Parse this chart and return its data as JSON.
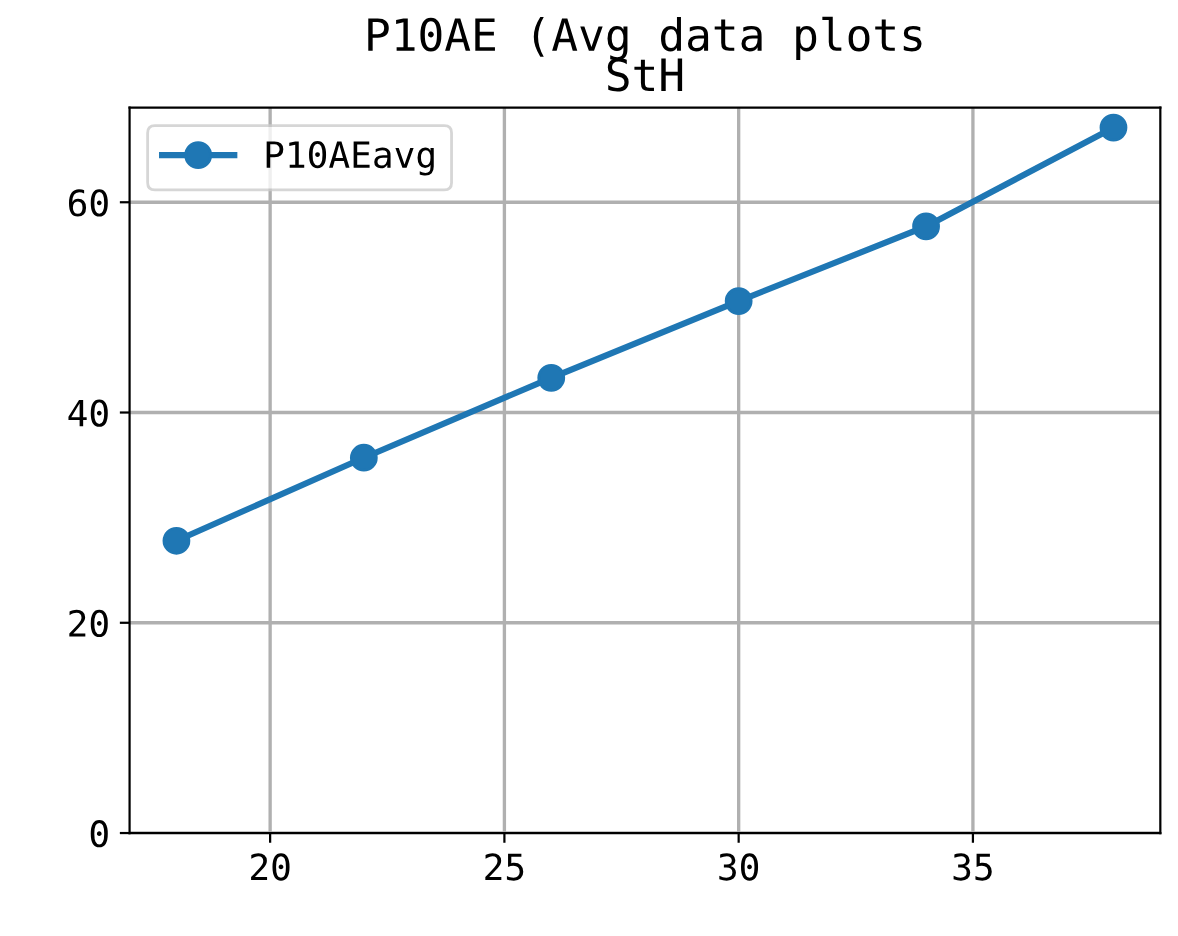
{
  "chart_data": {
    "type": "line",
    "title": "P10AE (Avg data plots\nStH",
    "x": [
      18,
      22,
      26,
      30,
      34,
      38
    ],
    "series": [
      {
        "name": "P10AEavg",
        "color": "#1f77b4",
        "values": [
          27.8,
          35.7,
          43.3,
          50.6,
          57.7,
          67.1
        ]
      }
    ],
    "xlim": [
      17,
      39
    ],
    "xticks": [
      20,
      25,
      30,
      35
    ],
    "ylim": [
      0,
      69
    ],
    "yticks": [
      0,
      20,
      40,
      60
    ],
    "grid": true,
    "legend": "top left",
    "marker": "circle",
    "line_style": "solid"
  }
}
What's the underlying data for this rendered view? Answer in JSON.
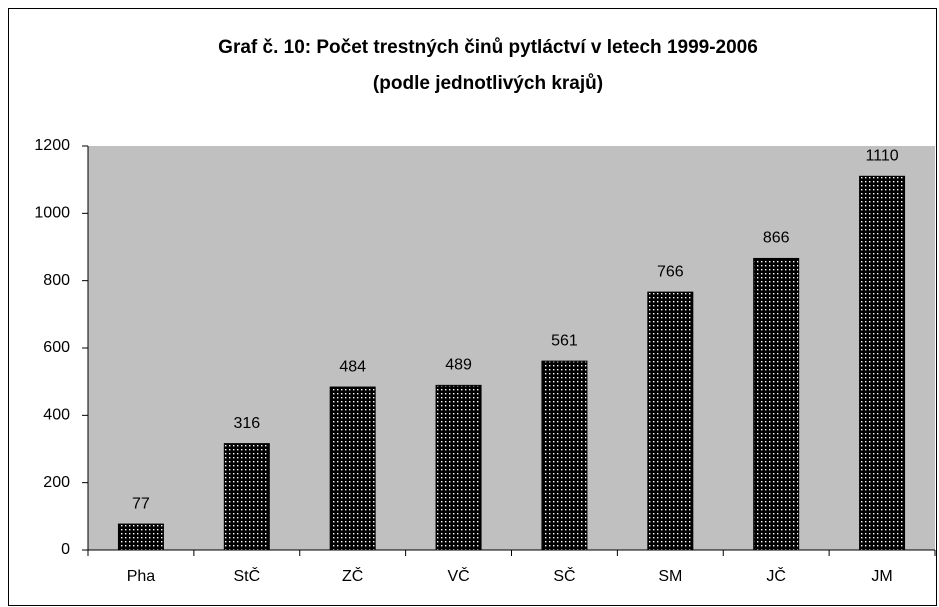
{
  "chart_data": {
    "type": "bar",
    "title": "Graf č. 10: Počet trestných činů pytláctví v letech 1999-2006",
    "subtitle": "(podle jednotlivých krajů)",
    "categories": [
      "Pha",
      "StČ",
      "ZČ",
      "VČ",
      "SČ",
      "SM",
      "JČ",
      "JM"
    ],
    "values": [
      77,
      316,
      484,
      489,
      561,
      766,
      866,
      1110
    ],
    "color": "#000000",
    "plot_background": "#c0c0c0",
    "ylim": [
      0,
      1200
    ],
    "yticks": [
      0,
      200,
      400,
      600,
      800,
      1000,
      1200
    ],
    "grid": false
  }
}
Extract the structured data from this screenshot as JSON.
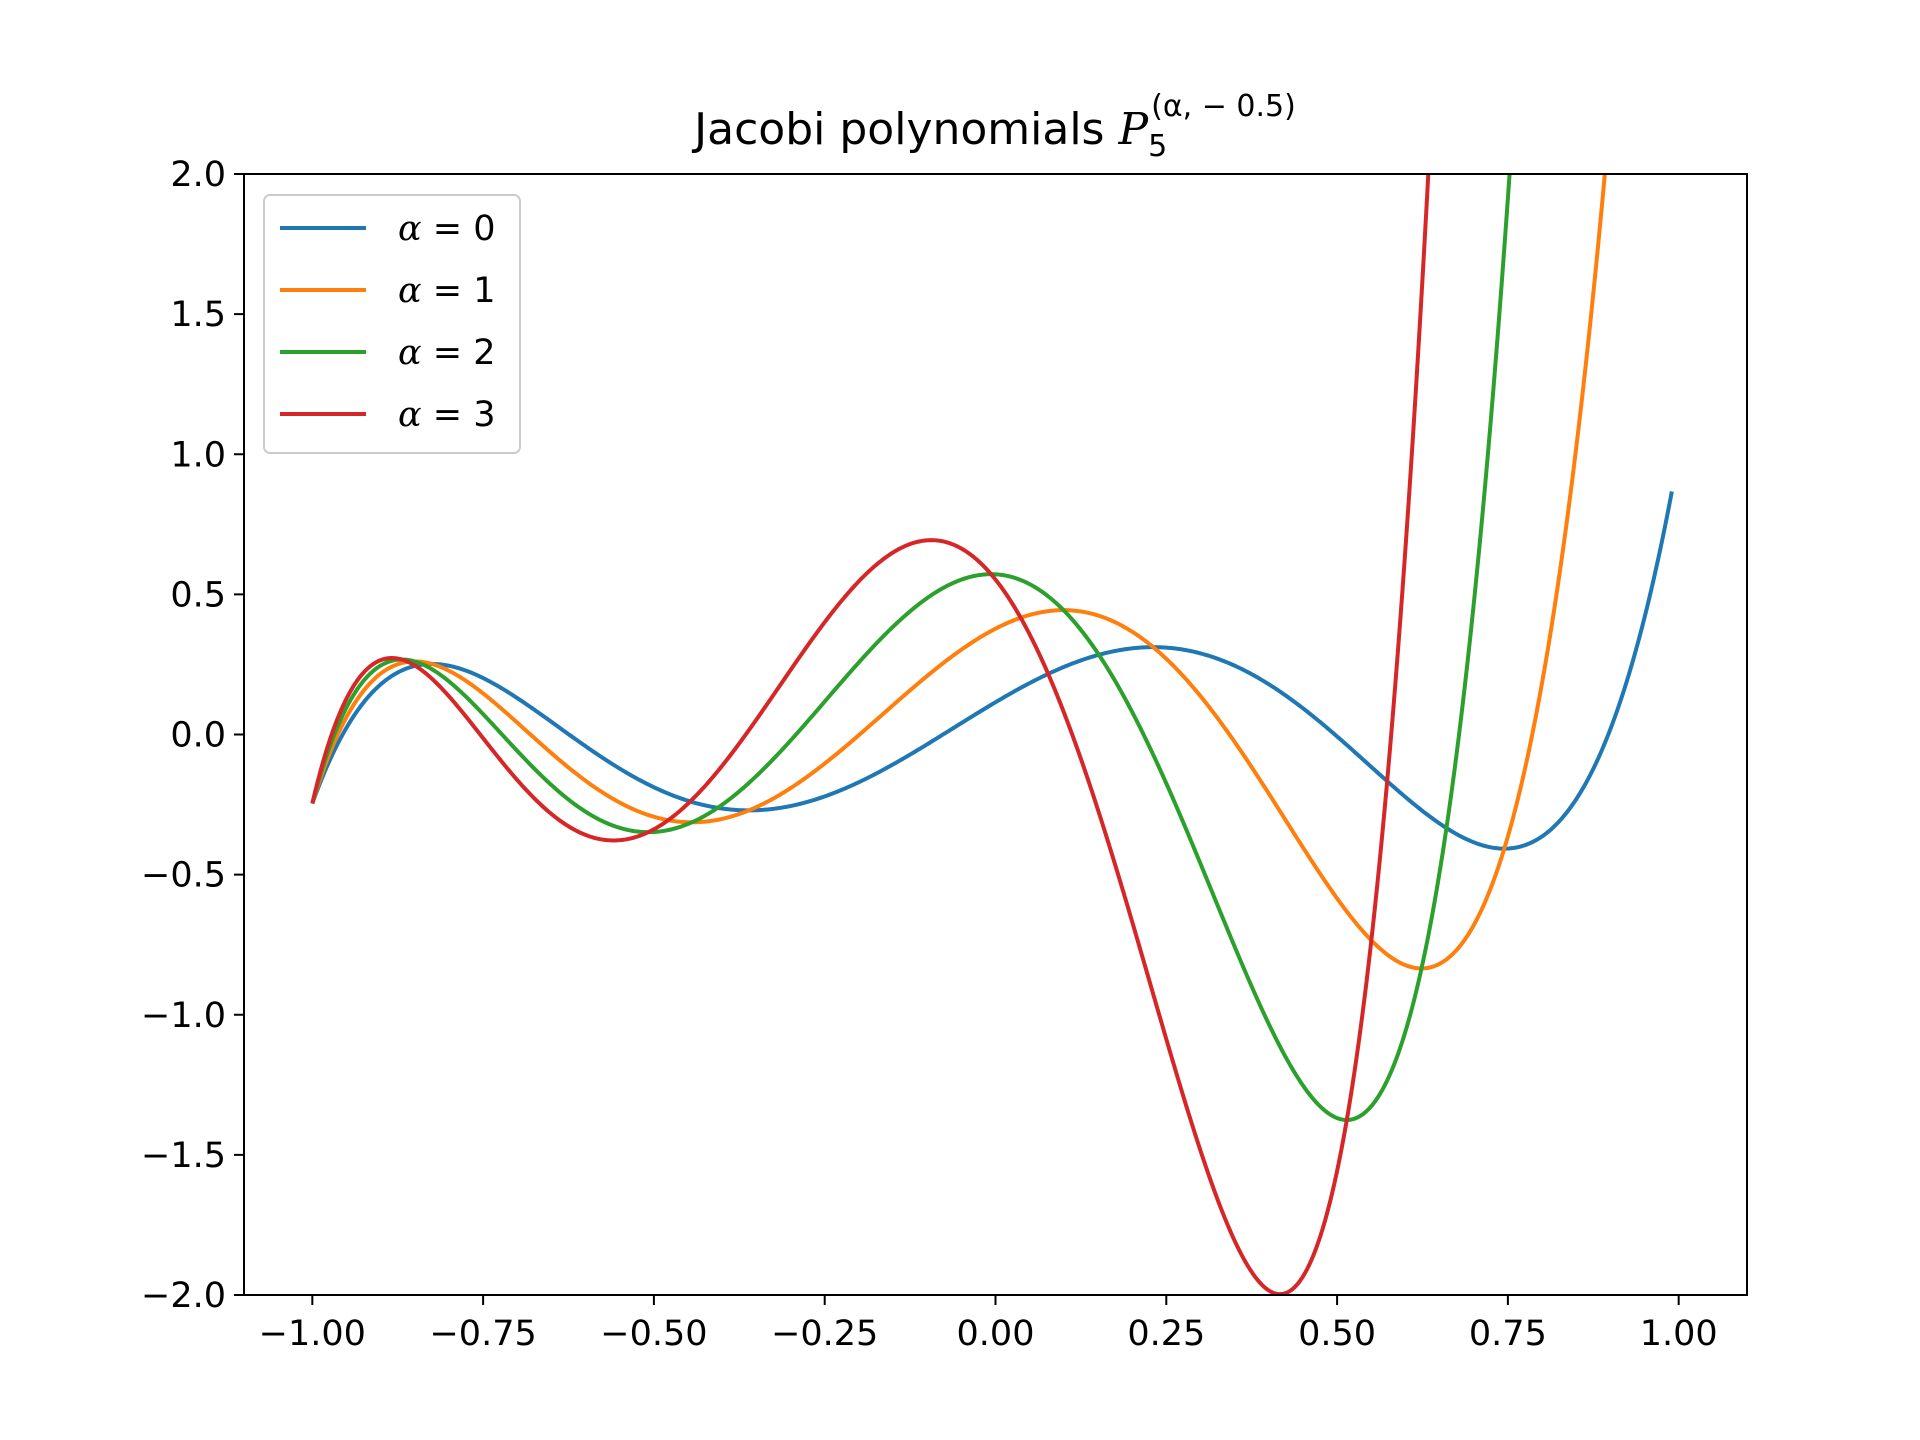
{
  "chart_data": {
    "type": "line",
    "title_main": "Jacobi polynomials ",
    "title_symbol": "P",
    "title_subscript": "5",
    "title_superscript": "(α, − 0.5)",
    "xlim": [
      -1.1,
      1.1
    ],
    "ylim": [
      -2.0,
      2.0
    ],
    "x_ticks": [
      -1.0,
      -0.75,
      -0.5,
      -0.25,
      0.0,
      0.25,
      0.5,
      0.75,
      1.0
    ],
    "x_tick_labels": [
      "−1.00",
      "−0.75",
      "−0.50",
      "−0.25",
      "0.00",
      "0.25",
      "0.50",
      "0.75",
      "1.00"
    ],
    "y_ticks": [
      -2.0,
      -1.5,
      -1.0,
      -0.5,
      0.0,
      0.5,
      1.0,
      1.5,
      2.0
    ],
    "y_tick_labels": [
      "−2.0",
      "−1.5",
      "−1.0",
      "−0.5",
      "0.0",
      "0.5",
      "1.0",
      "1.5",
      "2.0"
    ],
    "x_range": [
      -1.0,
      0.99
    ],
    "beta": -0.5,
    "degree": 5,
    "grid": false,
    "legend_position": "upper-left",
    "series": [
      {
        "name": "α = 0",
        "alpha_symbol": "α",
        "eq": " = 0",
        "alpha": 0,
        "color": "#1f77b4"
      },
      {
        "name": "α = 1",
        "alpha_symbol": "α",
        "eq": " = 1",
        "alpha": 1,
        "color": "#ff7f0e"
      },
      {
        "name": "α = 2",
        "alpha_symbol": "α",
        "eq": " = 2",
        "alpha": 2,
        "color": "#2ca02c"
      },
      {
        "name": "α = 3",
        "alpha_symbol": "α",
        "eq": " = 3",
        "alpha": 3,
        "color": "#d62728"
      }
    ]
  }
}
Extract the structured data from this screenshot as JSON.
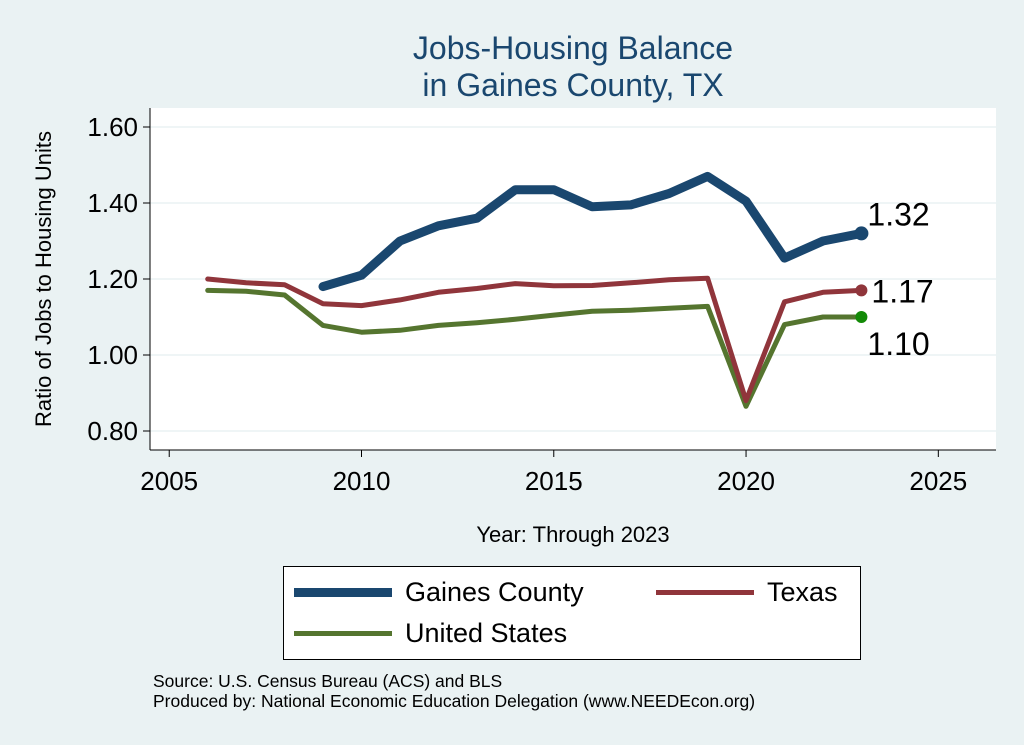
{
  "chart_data": {
    "type": "line",
    "title_lines": [
      "Jobs-Housing Balance",
      "in Gaines County, TX"
    ],
    "xlabel": "Year: Through 2023",
    "ylabel": "Ratio of Jobs to Housing Units",
    "xlim": [
      2004.5,
      2026.5
    ],
    "ylim": [
      0.75,
      1.65
    ],
    "xticks": [
      2005,
      2010,
      2015,
      2020,
      2025
    ],
    "yticks": [
      0.8,
      1.0,
      1.2,
      1.4,
      1.6
    ],
    "ytick_labels": [
      "0.80",
      "1.00",
      "1.20",
      "1.40",
      "1.60"
    ],
    "grid": true,
    "series": [
      {
        "name": "Gaines County",
        "color": "#1a476f",
        "x": [
          2009,
          2010,
          2011,
          2012,
          2013,
          2014,
          2015,
          2016,
          2017,
          2018,
          2019,
          2020,
          2021,
          2022,
          2023
        ],
        "values": [
          1.18,
          1.21,
          1.3,
          1.34,
          1.36,
          1.435,
          1.435,
          1.39,
          1.395,
          1.425,
          1.47,
          1.405,
          1.255,
          1.3,
          1.32
        ],
        "end_label": "1.32"
      },
      {
        "name": "Texas",
        "color": "#90353b",
        "x": [
          2006,
          2007,
          2008,
          2009,
          2010,
          2011,
          2012,
          2013,
          2014,
          2015,
          2016,
          2017,
          2018,
          2019,
          2020,
          2021,
          2022,
          2023
        ],
        "values": [
          1.2,
          1.19,
          1.185,
          1.135,
          1.13,
          1.145,
          1.165,
          1.175,
          1.188,
          1.182,
          1.183,
          1.19,
          1.198,
          1.202,
          0.88,
          1.14,
          1.165,
          1.17
        ],
        "end_label": "1.17"
      },
      {
        "name": "United States",
        "color": "#55752f",
        "x": [
          2006,
          2007,
          2008,
          2009,
          2010,
          2011,
          2012,
          2013,
          2014,
          2015,
          2016,
          2017,
          2018,
          2019,
          2020,
          2021,
          2022,
          2023
        ],
        "values": [
          1.17,
          1.168,
          1.158,
          1.078,
          1.06,
          1.065,
          1.078,
          1.085,
          1.094,
          1.105,
          1.115,
          1.118,
          1.123,
          1.128,
          0.865,
          1.08,
          1.1,
          1.1
        ],
        "end_label": "1.10"
      }
    ],
    "end_dot_colors": [
      "#1a476f",
      "#90353b",
      "#138a07"
    ],
    "legend_position": "bottom"
  },
  "source_lines": [
    "Source: U.S. Census Bureau (ACS) and BLS",
    "Produced by: National Economic Education Delegation (www.NEEDEcon.org)"
  ]
}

========

Where a line of the records above holds the word "Gaines", copy that line.

§ **Expected answer**
      "in Gaines County, TX"
        "name": "Gaines County",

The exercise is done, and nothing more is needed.